*** DATA ROWS

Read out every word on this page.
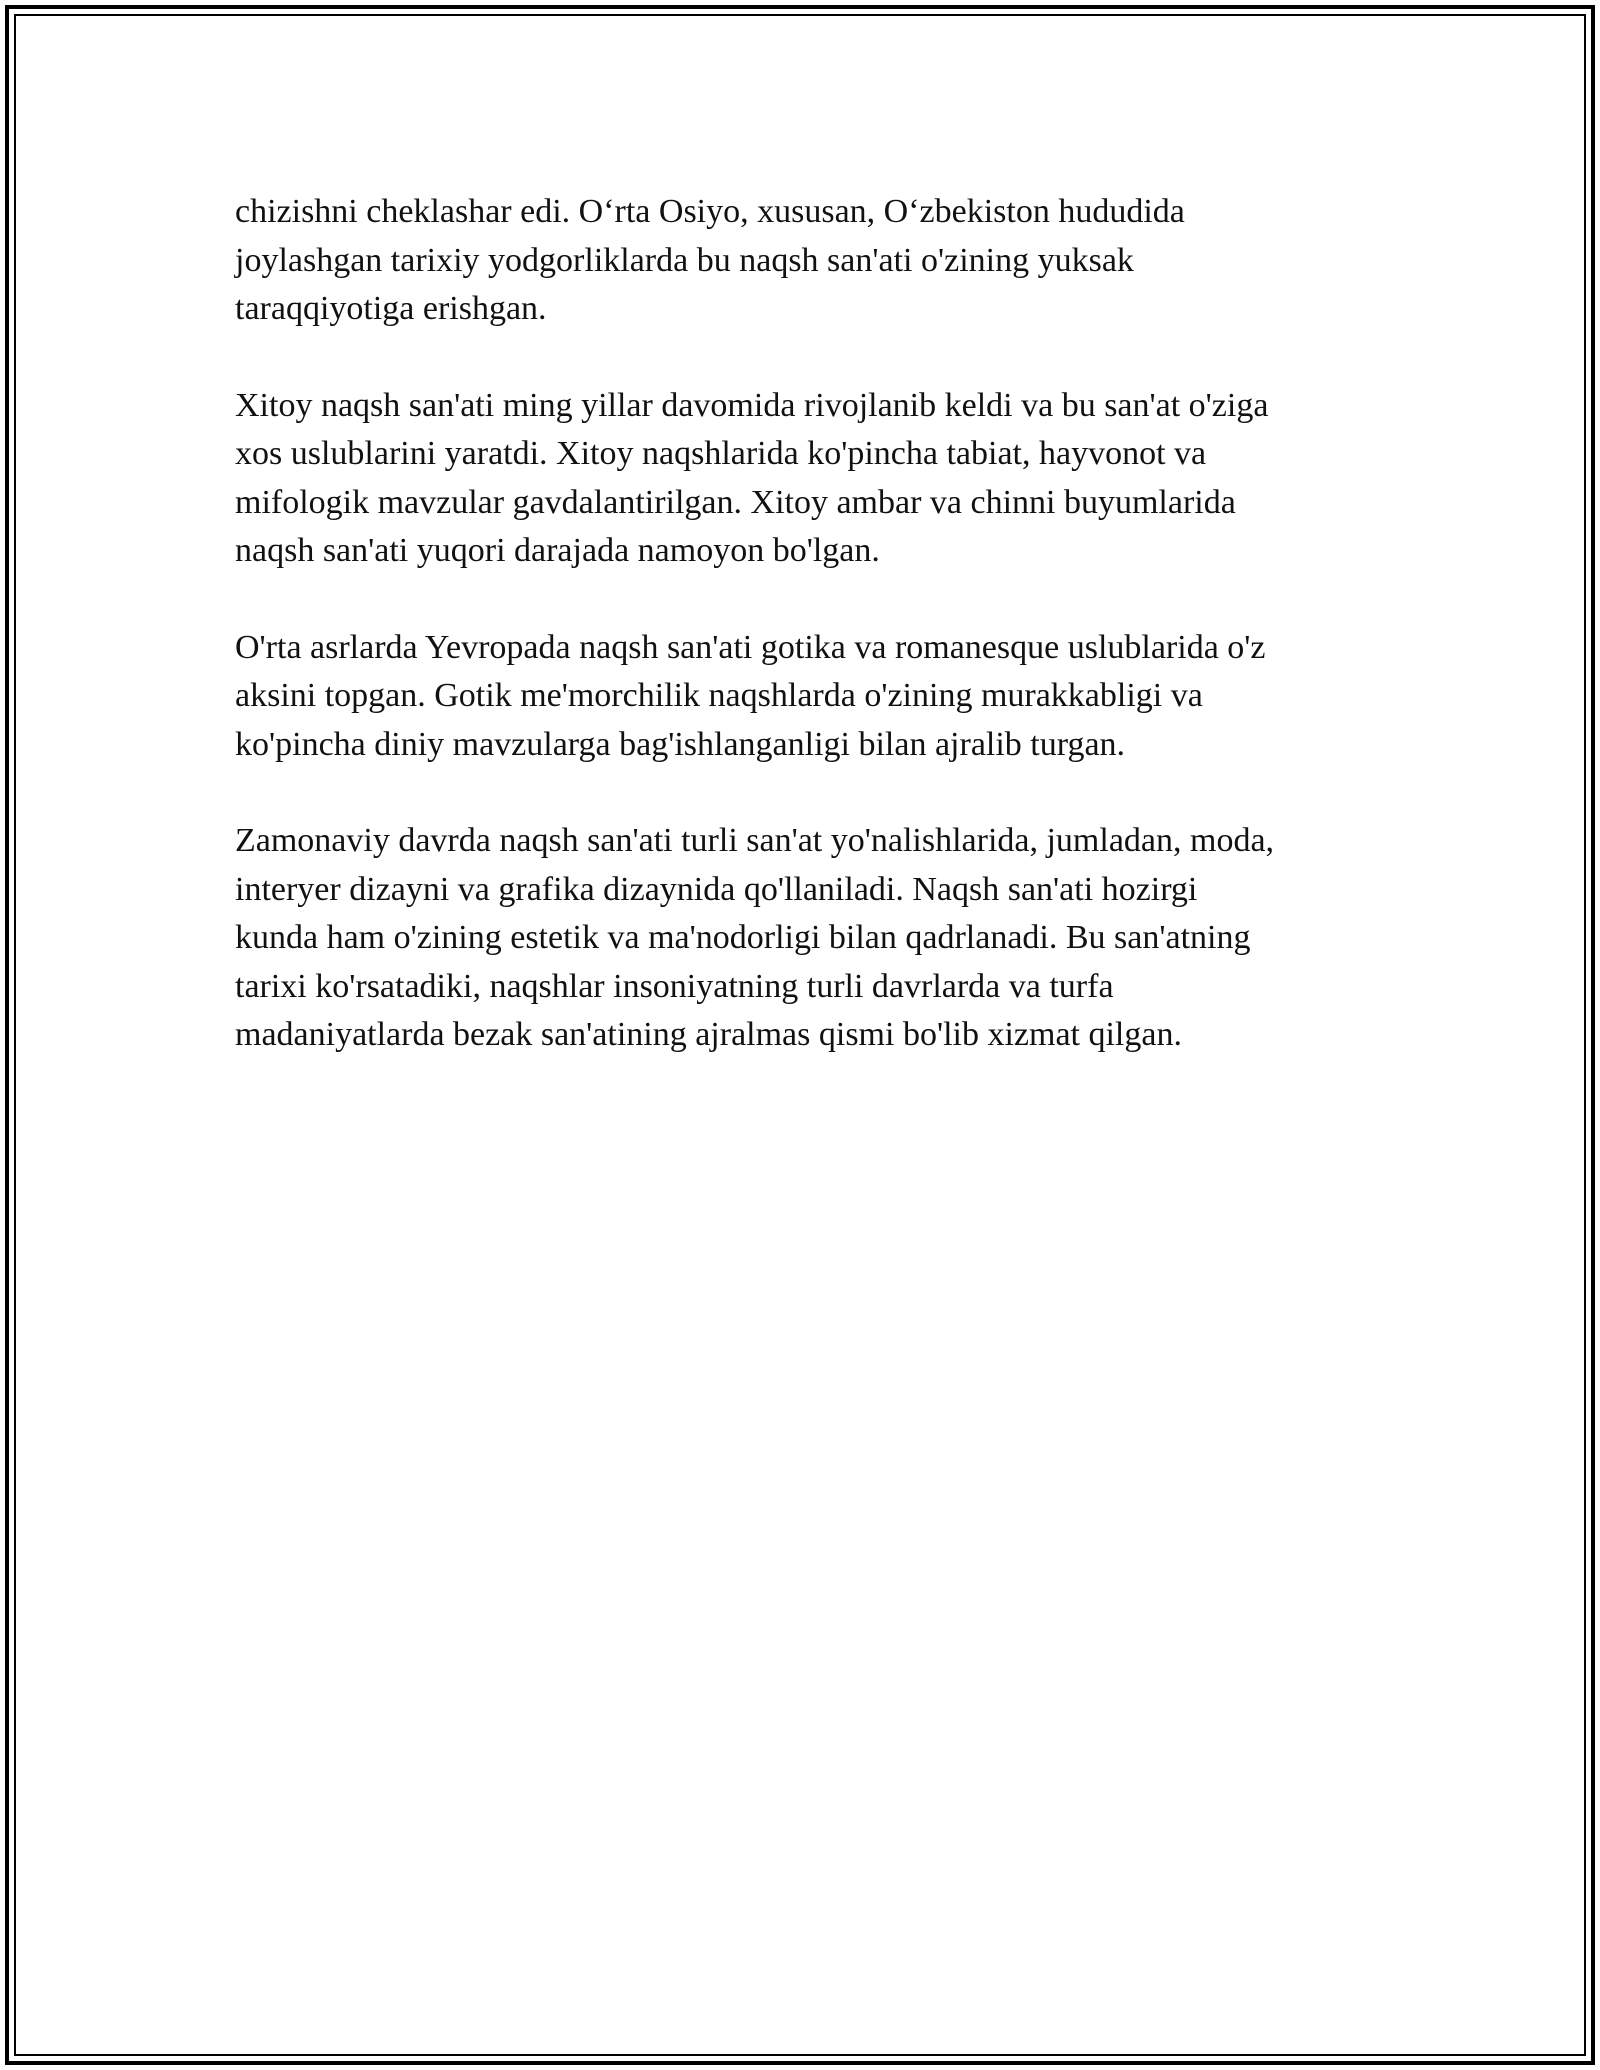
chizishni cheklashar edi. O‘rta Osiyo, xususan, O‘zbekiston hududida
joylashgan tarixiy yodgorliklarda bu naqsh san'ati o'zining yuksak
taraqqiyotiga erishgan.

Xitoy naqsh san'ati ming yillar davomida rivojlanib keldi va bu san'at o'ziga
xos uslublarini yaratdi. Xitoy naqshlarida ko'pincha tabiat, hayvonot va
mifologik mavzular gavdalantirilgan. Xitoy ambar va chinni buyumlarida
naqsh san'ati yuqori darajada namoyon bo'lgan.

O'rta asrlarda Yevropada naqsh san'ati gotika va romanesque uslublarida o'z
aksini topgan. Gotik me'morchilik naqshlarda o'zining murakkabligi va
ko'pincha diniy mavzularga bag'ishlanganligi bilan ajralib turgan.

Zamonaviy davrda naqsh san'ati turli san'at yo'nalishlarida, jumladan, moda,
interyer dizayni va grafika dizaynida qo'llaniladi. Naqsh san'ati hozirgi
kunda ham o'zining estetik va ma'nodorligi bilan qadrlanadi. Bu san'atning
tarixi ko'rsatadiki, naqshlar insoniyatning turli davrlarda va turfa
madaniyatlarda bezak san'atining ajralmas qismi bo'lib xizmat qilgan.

******

### EXERCISE REQUIREMENTS
Print out the lines exactly, skipping any picture.

### WRITTEN SOLUTION
Read out every word on this page.
chizishni cheklashar edi. O‘rta Osiyo, xususan, O‘zbekiston hududida
joylashgan tarixiy yodgorliklarda bu naqsh san'ati o'zining yuksak
taraqqiyotiga erishgan.

Xitoy naqsh san'ati ming yillar davomida rivojlanib keldi va bu san'at o'ziga
xos uslublarini yaratdi. Xitoy naqshlarida ko'pincha tabiat, hayvonot va
mifologik mavzular gavdalantirilgan. Xitoy ambar va chinni buyumlarida
naqsh san'ati yuqori darajada namoyon bo'lgan.

O'rta asrlarda Yevropada naqsh san'ati gotika va romanesque uslublarida o'z
aksini topgan. Gotik me'morchilik naqshlarda o'zining murakkabligi va
ko'pincha diniy mavzularga bag'ishlanganligi bilan ajralib turgan.

Zamonaviy davrda naqsh san'ati turli san'at yo'nalishlarida, jumladan, moda,
interyer dizayni va grafika dizaynida qo'llaniladi. Naqsh san'ati hozirgi
kunda ham o'zining estetik va ma'nodorligi bilan qadrlanadi. Bu san'atning
tarixi ko'rsatadiki, naqshlar insoniyatning turli davrlarda va turfa
madaniyatlarda bezak san'atining ajralmas qismi bo'lib xizmat qilgan.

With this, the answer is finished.